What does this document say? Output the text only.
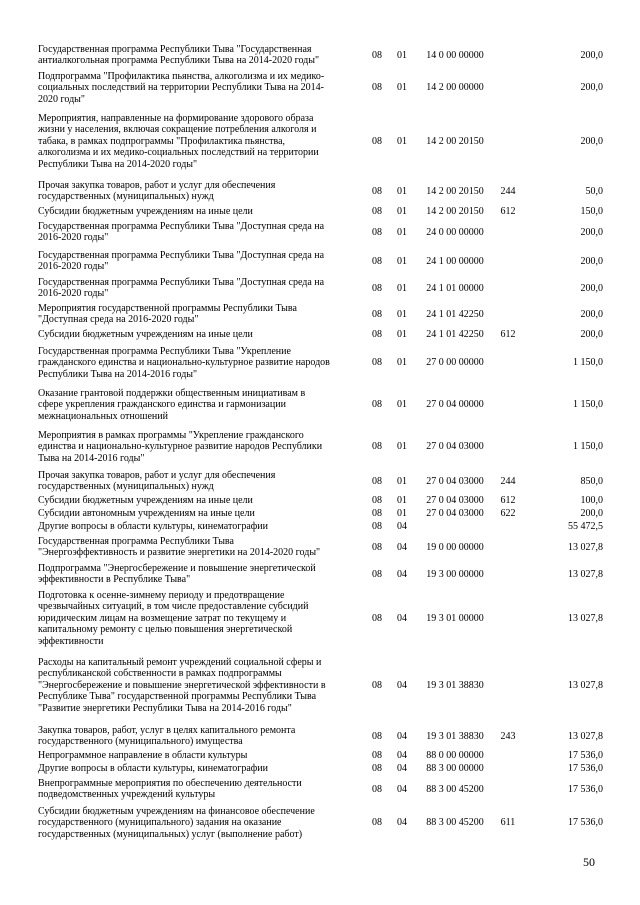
Государственная программа Республики Тыва "Государственная
антиалкогольная программа Республики Тыва на 2014-2020 годы"
08	01	14 0 00 00000	200,0
Подпрограмма "Профилактика пьянства, алкоголизма и их медико-
социальных последствий на территории Республики Тыва на 2014-
2020 годы"
08	01	14 2 00 00000	200,0
Мероприятия, направленные на формирование здорового образа
жизни у населения, включая сокращение потребления алкоголя и
табака, в рамках подпрограммы "Профилактика пьянства,
алкоголизма и их медико-социальных последствий на территории
Республики Тыва на 2014-2020 годы"
08	01	14 2 00 20150	200,0
Прочая закупка товаров, работ и услуг для обеспечения
государственных (муниципальных) нужд
08	01	14 2 00 20150	244	50,0
Субсидии бюджетным учреждениям на иные цели	08	01	14 2 00 20150	612	150,0
Государственная программа Республики Тыва "Доступная среда на
2016-2020 годы"
08	01	24 0 00 00000	200,0
Государственная программа Республики Тыва "Доступная среда на
2016-2020 годы"
08	01	24 1 00 00000	200,0
Государственная программа Республики Тыва "Доступная среда на
2016-2020 годы"
08	01	24 1 01 00000	200,0
Мероприятия государственной программы Республики Тыва
"Доступная среда на 2016-2020 годы"
08	01	24 1 01 42250	200,0
Субсидии бюджетным учреждениям на иные цели	08	01	24 1 01 42250	612	200,0
Государственная программа Республики Тыва "Укрепление
гражданского единства и национально-культурное развитие народов
Республики Тыва на 2014-2016 годы"
08	01	27 0 00 00000	1 150,0
Оказание грантовой поддержки общественным инициативам в
сфере укрепления гражданского единства и гармонизации
межнациональных отношений
08	01	27 0 04 00000	1 150,0
Мероприятия в рамках программы "Укрепление гражданского
единства и национально-культурное развитие народов Республики
Тыва на 2014-2016 годы"
08	01	27 0 04 03000	1 150,0
Прочая закупка товаров, работ и услуг для обеспечения
государственных (муниципальных) нужд
08	01	27 0 04 03000	244	850,0
Субсидии бюджетным учреждениям на иные цели	08	01	27 0 04 03000	612	100,0
Субсидии автономным учреждениям на иные цели	08	01	27 0 04 03000	622	200,0
Другие вопросы в области культуры, кинематографии	08	04	55 472,5
Государственная программа Республики Тыва
"Энергоэффективность и развитие энергетики на 2014-2020 годы"
08	04	19 0 00 00000	13 027,8
Подпрограмма "Энергосбережение и повышение энергетической
эффективности в Республике Тыва"
08	04	19 3 00 00000	13 027,8
Подготовка к осенне-зимнему периоду и предотвращение
чрезвычайных ситуаций, в том числе предоставление субсидий
юридическим лицам на возмещение затрат по текущему и
капитальному ремонту с целью повышения энергетической
эффективности
08	04	19 3 01 00000	13 027,8
Расходы на капитальный ремонт учреждений социальной сферы и
республиканской собственности в рамках подпрограммы
"Энергосбережение и повышение энергетической эффективности в
Республике Тыва" государственной программы Республики Тыва
"Развитие энергетики Республики Тыва на 2014-2016 годы"
08	04	19 3 01 38830	13 027,8
Закупка товаров, работ, услуг в целях капитального ремонта
государственного (муниципального) имущества
08	04	19 3 01 38830	243	13 027,8
Непрограммное направление в области культуры	08	04	88 0 00 00000	17 536,0
Другие вопросы в области культуры, кинематографии	08	04	88 3 00 00000	17 536,0
Внепрограммные мероприятия по обеспечению деятельности
подведомственных учреждений культуры
08	04	88 3 00 45200	17 536,0
Субсидии бюджетным учреждениям на финансовое обеспечение
государственного (муниципального) задания на оказание
государственных (муниципальных) услуг (выполнение работ)
08	04	88 3 00 45200	611	17 536,0
50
+++++
● **Task directions**
Print out the whole of the material word for word, without pictures.

● **Answer for this exercise**
What does this document say? Output the text only.
Государственная программа Республики Тыва "Государственная
антиалкогольная программа Республики Тыва на 2014-2020 годы"
08	01	14 0 00 00000	200,0
Подпрограмма "Профилактика пьянства, алкоголизма и их медико-
социальных последствий на территории Республики Тыва на 2014-
2020 годы"
08	01	14 2 00 00000	200,0
Мероприятия, направленные на формирование здорового образа
жизни у населения, включая сокращение потребления алкоголя и
табака, в рамках подпрограммы "Профилактика пьянства,
алкоголизма и их медико-социальных последствий на территории
Республики Тыва на 2014-2020 годы"
08	01	14 2 00 20150	200,0
Прочая закупка товаров, работ и услуг для обеспечения
государственных (муниципальных) нужд
08	01	14 2 00 20150	244	50,0
Субсидии бюджетным учреждениям на иные цели	08	01	14 2 00 20150	612	150,0
Государственная программа Республики Тыва "Доступная среда на
2016-2020 годы"
08	01	24 0 00 00000	200,0
Государственная программа Республики Тыва "Доступная среда на
2016-2020 годы"
08	01	24 1 00 00000	200,0
Государственная программа Республики Тыва "Доступная среда на
2016-2020 годы"
08	01	24 1 01 00000	200,0
Мероприятия государственной программы Республики Тыва
"Доступная среда на 2016-2020 годы"
08	01	24 1 01 42250	200,0
Субсидии бюджетным учреждениям на иные цели	08	01	24 1 01 42250	612	200,0
Государственная программа Республики Тыва "Укрепление
гражданского единства и национально-культурное развитие народов
Республики Тыва на 2014-2016 годы"
08	01	27 0 00 00000	1 150,0
Оказание грантовой поддержки общественным инициативам в
сфере укрепления гражданского единства и гармонизации
межнациональных отношений
08	01	27 0 04 00000	1 150,0
Мероприятия в рамках программы "Укрепление гражданского
единства и национально-культурное развитие народов Республики
Тыва на 2014-2016 годы"
08	01	27 0 04 03000	1 150,0
Прочая закупка товаров, работ и услуг для обеспечения
государственных (муниципальных) нужд
08	01	27 0 04 03000	244	850,0
Субсидии бюджетным учреждениям на иные цели	08	01	27 0 04 03000	612	100,0
Субсидии автономным учреждениям на иные цели	08	01	27 0 04 03000	622	200,0
Другие вопросы в области культуры, кинематографии	08	04	55 472,5
Государственная программа Республики Тыва
"Энергоэффективность и развитие энергетики на 2014-2020 годы"
08	04	19 0 00 00000	13 027,8
Подпрограмма "Энергосбережение и повышение энергетической
эффективности в Республике Тыва"
08	04	19 3 00 00000	13 027,8
Подготовка к осенне-зимнему периоду и предотвращение
чрезвычайных ситуаций, в том числе предоставление субсидий
юридическим лицам на возмещение затрат по текущему и
капитальному ремонту с целью повышения энергетической
эффективности
08	04	19 3 01 00000	13 027,8
Расходы на капитальный ремонт учреждений социальной сферы и
республиканской собственности в рамках подпрограммы
"Энергосбережение и повышение энергетической эффективности в
Республике Тыва" государственной программы Республики Тыва
"Развитие энергетики Республики Тыва на 2014-2016 годы"
08	04	19 3 01 38830	13 027,8
Закупка товаров, работ, услуг в целях капитального ремонта
государственного (муниципального) имущества
08	04	19 3 01 38830	243	13 027,8
Непрограммное направление в области культуры	08	04	88 0 00 00000	17 536,0
Другие вопросы в области культуры, кинематографии	08	04	88 3 00 00000	17 536,0
Внепрограммные мероприятия по обеспечению деятельности
подведомственных учреждений культуры
08	04	88 3 00 45200	17 536,0
Субсидии бюджетным учреждениям на финансовое обеспечение
государственного (муниципального) задания на оказание
государственных (муниципальных) услуг (выполнение работ)
08	04	88 3 00 45200	611	17 536,0
50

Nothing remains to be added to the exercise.